begin GIVEN RECORDS

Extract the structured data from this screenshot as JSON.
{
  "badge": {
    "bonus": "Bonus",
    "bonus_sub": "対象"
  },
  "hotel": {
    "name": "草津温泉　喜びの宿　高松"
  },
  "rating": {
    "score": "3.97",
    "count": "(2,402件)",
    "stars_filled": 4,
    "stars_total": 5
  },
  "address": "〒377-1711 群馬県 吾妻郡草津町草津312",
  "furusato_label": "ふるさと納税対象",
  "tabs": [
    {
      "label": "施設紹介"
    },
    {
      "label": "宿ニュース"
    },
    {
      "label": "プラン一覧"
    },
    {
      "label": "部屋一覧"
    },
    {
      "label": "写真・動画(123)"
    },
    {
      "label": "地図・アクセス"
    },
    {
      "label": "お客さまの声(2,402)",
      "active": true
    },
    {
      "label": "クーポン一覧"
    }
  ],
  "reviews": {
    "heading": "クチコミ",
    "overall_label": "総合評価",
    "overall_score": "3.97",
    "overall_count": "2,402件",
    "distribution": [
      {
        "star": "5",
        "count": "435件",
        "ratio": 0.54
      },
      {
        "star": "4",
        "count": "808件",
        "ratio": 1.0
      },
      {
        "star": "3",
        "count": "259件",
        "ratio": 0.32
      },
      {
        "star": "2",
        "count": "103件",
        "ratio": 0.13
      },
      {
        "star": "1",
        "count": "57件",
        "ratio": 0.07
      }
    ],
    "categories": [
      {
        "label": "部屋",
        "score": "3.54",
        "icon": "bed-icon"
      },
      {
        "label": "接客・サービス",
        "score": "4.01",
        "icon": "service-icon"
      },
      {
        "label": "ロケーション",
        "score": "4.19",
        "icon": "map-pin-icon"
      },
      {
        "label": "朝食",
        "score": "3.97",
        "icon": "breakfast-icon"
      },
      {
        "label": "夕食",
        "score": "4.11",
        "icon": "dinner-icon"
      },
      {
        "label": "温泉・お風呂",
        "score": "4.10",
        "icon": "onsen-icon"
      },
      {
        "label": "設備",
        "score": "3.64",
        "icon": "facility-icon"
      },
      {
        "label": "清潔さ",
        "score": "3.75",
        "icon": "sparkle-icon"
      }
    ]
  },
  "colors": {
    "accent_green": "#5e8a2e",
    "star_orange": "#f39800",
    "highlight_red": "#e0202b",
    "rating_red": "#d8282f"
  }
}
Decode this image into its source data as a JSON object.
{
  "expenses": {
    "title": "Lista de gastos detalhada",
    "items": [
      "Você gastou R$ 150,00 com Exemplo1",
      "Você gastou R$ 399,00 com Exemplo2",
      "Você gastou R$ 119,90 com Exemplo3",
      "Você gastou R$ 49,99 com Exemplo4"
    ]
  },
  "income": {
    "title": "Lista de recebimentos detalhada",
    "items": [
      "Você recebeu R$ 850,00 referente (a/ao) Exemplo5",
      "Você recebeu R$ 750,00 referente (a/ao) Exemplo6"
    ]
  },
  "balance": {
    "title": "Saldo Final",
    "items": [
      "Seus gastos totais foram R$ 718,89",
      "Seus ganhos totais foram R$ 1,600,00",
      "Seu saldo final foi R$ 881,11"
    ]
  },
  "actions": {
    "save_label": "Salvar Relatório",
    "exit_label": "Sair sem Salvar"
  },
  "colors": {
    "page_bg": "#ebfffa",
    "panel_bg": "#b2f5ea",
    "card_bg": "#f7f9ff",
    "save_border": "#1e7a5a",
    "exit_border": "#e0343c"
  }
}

end GIVEN RECORDS
begin GIVEN RECORDS

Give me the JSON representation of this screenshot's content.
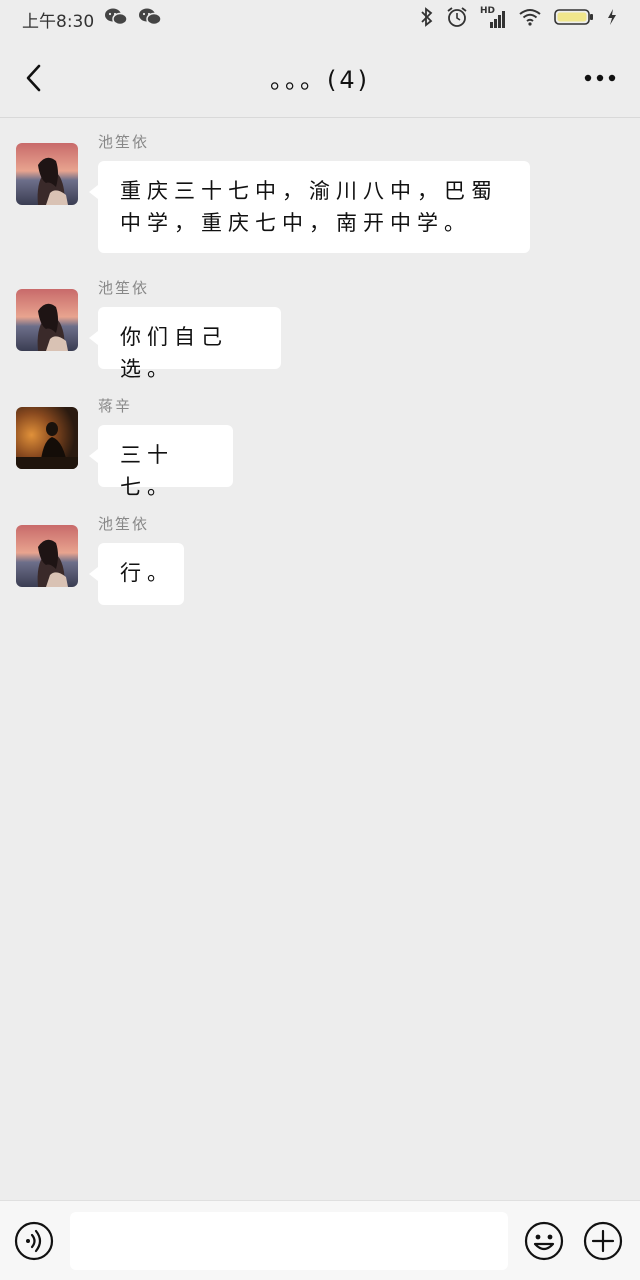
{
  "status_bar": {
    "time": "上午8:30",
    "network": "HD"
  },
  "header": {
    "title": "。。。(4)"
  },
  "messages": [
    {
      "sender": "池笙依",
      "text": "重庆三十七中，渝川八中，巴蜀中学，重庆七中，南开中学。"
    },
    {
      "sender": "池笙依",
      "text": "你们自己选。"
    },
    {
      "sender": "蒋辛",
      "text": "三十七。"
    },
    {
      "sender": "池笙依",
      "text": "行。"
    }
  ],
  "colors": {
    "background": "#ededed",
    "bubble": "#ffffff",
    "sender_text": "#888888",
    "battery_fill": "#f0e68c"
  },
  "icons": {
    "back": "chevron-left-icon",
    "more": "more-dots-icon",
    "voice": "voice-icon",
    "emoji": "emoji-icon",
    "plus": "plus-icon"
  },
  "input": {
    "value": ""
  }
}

end GIVEN RECORDS
begin GIVEN RECORDS

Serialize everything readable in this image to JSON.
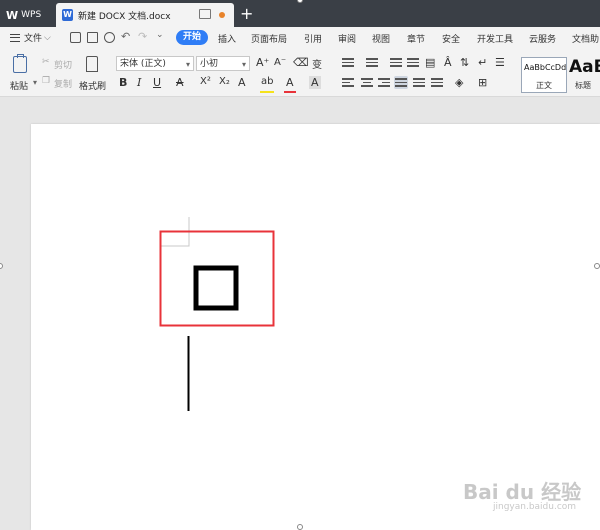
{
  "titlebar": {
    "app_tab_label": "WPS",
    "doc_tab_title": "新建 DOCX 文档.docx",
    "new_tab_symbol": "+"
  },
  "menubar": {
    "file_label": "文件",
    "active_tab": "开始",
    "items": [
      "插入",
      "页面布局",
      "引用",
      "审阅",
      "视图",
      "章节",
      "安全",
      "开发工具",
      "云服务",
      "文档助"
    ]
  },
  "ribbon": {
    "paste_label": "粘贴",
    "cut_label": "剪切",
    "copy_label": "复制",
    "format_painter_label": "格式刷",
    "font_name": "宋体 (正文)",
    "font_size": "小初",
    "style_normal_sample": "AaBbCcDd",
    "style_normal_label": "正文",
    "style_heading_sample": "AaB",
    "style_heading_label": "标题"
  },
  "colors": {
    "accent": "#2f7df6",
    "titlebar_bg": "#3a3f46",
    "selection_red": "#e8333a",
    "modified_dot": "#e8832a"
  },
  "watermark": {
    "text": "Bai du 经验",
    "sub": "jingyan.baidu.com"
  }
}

end GIVEN RECORDS

In the records above, find each line with the word "detalhada" and copy it.

**TASK RESPONSE**
    "title": "Lista de gastos detalhada",
    "title": "Lista de recebimentos detalhada",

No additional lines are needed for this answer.